- Texto apresentado
⟨

Como forma de combater as burlas telefónicas, o director da Polícia Judiciária reiterou a necessidade de implementar o registo de identidade de utentes de cartões pré-pagos. Sit Chong Meng justifica a necessidade com o facto de actualmente “muitos criminosos” adquirirem estes cartões que depois levam para o exterior
Inês Almeida
O aumento dos casos de burlas telefónicas exige a tomada de outro tipo de medidas, acredita o director da Polícia Judiciária (PJ) que, em resposta a uma intervenção de Chan Chak Mo focou sobretudo a utilização de cartões em regime pré-pago. Em jeito de análise, Sit Chong Meng referiu que este tipo de criminalidade começou a aumentar em 2011 registando um decréscimo em 2015, “devido às acções de combate”. No ano passado, retomou uma trajectória crescente.

⟩

- Enunciado
Transcreva o texto apresentado de "Como forma de" a "uma trajectória crescente.", substituindo "burlas telefónicas" por "fraudes telefónicas".

- Dados de origem
⟨

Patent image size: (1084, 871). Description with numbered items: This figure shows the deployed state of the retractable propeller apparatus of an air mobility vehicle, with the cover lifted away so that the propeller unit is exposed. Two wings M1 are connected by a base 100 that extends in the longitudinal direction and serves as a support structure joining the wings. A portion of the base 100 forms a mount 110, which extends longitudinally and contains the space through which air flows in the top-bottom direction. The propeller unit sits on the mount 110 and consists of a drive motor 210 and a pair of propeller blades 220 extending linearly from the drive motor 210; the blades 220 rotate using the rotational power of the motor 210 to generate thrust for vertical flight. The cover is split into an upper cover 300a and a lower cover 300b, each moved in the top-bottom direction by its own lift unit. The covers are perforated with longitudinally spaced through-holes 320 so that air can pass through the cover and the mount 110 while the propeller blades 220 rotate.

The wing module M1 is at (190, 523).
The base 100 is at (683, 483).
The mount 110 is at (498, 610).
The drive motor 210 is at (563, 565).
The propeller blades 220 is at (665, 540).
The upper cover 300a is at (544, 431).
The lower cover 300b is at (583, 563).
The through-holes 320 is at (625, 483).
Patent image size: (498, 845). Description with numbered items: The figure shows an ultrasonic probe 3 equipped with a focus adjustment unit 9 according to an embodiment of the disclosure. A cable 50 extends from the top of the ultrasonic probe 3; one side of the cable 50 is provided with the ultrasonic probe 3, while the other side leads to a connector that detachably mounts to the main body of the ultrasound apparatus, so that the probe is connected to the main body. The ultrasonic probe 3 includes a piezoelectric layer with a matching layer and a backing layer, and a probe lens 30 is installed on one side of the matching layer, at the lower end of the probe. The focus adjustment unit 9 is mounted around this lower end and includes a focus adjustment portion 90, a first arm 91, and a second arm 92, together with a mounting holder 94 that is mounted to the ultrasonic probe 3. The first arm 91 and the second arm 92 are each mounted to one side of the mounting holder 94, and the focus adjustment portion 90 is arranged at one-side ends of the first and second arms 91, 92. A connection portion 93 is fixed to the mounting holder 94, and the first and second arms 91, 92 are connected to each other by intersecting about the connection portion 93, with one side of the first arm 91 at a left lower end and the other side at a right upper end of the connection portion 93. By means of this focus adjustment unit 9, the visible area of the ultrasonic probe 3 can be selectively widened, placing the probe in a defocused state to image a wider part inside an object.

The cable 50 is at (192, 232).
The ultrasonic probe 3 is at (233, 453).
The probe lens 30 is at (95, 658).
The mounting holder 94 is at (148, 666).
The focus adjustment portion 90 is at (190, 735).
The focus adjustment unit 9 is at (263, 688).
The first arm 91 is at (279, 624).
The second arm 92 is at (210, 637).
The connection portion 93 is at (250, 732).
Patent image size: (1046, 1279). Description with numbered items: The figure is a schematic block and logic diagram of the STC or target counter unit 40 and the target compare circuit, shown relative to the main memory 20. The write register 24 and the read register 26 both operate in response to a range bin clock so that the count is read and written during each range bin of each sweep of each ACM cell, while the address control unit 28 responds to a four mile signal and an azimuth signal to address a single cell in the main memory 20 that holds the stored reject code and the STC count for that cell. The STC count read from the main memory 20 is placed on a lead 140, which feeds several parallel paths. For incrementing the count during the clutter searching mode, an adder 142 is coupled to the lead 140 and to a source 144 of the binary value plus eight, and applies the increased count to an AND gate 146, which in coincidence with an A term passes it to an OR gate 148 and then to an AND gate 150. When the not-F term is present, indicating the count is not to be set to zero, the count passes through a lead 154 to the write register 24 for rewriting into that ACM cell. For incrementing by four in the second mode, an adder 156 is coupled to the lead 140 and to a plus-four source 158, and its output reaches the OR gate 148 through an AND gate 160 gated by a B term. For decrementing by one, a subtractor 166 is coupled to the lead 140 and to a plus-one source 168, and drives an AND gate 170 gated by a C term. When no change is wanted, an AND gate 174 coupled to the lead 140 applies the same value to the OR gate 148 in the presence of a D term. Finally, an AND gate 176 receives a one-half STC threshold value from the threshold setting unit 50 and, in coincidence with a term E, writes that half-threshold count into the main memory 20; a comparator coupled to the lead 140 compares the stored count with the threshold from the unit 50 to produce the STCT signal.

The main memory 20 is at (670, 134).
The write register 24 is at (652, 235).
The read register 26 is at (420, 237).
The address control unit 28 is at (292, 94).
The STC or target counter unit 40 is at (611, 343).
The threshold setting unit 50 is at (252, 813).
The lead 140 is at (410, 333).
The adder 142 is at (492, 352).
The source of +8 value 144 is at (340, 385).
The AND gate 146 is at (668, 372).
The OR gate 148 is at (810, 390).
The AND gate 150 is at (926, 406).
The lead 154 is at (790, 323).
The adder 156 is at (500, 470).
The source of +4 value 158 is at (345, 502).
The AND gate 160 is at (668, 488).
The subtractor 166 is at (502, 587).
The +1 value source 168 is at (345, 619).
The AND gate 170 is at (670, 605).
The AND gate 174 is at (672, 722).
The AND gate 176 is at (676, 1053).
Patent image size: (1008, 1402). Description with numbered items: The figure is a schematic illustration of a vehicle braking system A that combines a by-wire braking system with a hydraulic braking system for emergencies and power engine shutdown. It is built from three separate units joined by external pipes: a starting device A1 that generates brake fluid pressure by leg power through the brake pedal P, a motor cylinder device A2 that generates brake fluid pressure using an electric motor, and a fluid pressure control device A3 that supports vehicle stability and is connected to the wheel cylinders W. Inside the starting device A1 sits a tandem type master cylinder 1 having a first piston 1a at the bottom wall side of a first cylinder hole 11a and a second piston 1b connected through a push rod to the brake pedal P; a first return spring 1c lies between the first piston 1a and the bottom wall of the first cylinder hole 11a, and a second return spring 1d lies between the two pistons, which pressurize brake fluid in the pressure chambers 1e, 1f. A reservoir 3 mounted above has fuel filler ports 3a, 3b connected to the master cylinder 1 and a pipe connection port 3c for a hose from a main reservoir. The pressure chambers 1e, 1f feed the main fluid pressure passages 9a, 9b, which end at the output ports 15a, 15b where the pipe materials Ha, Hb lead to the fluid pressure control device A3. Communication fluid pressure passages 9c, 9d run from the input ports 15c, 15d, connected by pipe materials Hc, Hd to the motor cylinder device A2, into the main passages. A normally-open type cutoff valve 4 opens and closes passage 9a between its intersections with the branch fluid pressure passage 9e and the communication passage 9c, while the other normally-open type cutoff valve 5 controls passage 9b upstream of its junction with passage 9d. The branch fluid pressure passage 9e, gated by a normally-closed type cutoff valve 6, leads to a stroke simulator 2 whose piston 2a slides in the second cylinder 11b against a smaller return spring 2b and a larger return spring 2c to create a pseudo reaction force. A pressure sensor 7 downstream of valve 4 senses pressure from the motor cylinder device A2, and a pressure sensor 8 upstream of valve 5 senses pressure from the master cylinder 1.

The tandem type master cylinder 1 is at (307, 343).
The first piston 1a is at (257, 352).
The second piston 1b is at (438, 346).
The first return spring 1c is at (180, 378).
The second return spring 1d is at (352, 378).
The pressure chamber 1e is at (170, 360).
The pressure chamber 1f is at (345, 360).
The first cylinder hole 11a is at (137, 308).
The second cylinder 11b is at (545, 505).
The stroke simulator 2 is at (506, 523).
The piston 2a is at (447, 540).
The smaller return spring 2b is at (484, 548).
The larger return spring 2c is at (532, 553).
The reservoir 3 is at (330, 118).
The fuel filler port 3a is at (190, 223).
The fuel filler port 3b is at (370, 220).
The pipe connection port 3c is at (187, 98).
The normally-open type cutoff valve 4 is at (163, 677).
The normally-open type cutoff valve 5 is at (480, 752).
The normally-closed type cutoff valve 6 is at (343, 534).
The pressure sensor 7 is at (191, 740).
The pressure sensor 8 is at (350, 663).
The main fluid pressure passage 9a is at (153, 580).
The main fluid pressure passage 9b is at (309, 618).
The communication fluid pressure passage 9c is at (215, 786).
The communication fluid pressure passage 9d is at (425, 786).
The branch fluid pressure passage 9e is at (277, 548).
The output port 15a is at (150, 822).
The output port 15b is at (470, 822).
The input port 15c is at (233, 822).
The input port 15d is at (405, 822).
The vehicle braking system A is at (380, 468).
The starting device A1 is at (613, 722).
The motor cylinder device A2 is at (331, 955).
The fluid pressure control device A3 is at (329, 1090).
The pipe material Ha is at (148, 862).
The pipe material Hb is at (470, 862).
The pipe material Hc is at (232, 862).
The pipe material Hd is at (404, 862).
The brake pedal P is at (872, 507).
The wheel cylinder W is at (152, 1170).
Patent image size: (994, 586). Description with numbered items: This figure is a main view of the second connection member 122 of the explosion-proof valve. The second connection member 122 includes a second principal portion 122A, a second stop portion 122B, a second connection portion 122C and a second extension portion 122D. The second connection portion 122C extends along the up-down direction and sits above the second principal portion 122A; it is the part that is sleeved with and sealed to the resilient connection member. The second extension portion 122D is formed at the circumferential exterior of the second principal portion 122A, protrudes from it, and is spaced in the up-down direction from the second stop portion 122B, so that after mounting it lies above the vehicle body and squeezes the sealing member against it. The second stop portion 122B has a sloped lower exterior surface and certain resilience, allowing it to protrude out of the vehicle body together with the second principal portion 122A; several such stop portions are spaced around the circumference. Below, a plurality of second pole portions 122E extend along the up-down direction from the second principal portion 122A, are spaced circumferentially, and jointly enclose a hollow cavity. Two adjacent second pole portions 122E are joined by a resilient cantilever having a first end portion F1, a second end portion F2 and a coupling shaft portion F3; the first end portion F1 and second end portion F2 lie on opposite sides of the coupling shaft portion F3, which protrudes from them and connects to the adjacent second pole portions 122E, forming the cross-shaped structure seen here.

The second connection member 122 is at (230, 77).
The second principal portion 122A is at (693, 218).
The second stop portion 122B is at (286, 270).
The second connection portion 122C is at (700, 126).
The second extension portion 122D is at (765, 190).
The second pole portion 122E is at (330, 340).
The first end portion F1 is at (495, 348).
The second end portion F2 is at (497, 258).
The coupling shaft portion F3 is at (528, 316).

⟩

- Resposta ao exercício
Como forma de combater as fraudes telefónicas, o director da Polícia Judiciária reiterou a necessidade de implementar o registo de identidade de utentes de cartões pré-pagos. Sit Chong Meng justifica a necessidade com o facto de actualmente “muitos criminosos” adquirirem estes cartões que depois levam para o exterior
Inês Almeida
O aumento dos casos de fraudes telefónicas exige a tomada de outro tipo de medidas, acredita o director da Polícia Judiciária (PJ) que, em resposta a uma intervenção de Chan Chak Mo focou sobretudo a utilização de cartões em regime pré-pago. Em jeito de análise, Sit Chong Meng referiu que este tipo de criminalidade começou a aumentar em 2011 registando um decréscimo em 2015, “devido às acções de combate”. No ano passado, retomou uma trajectória crescente.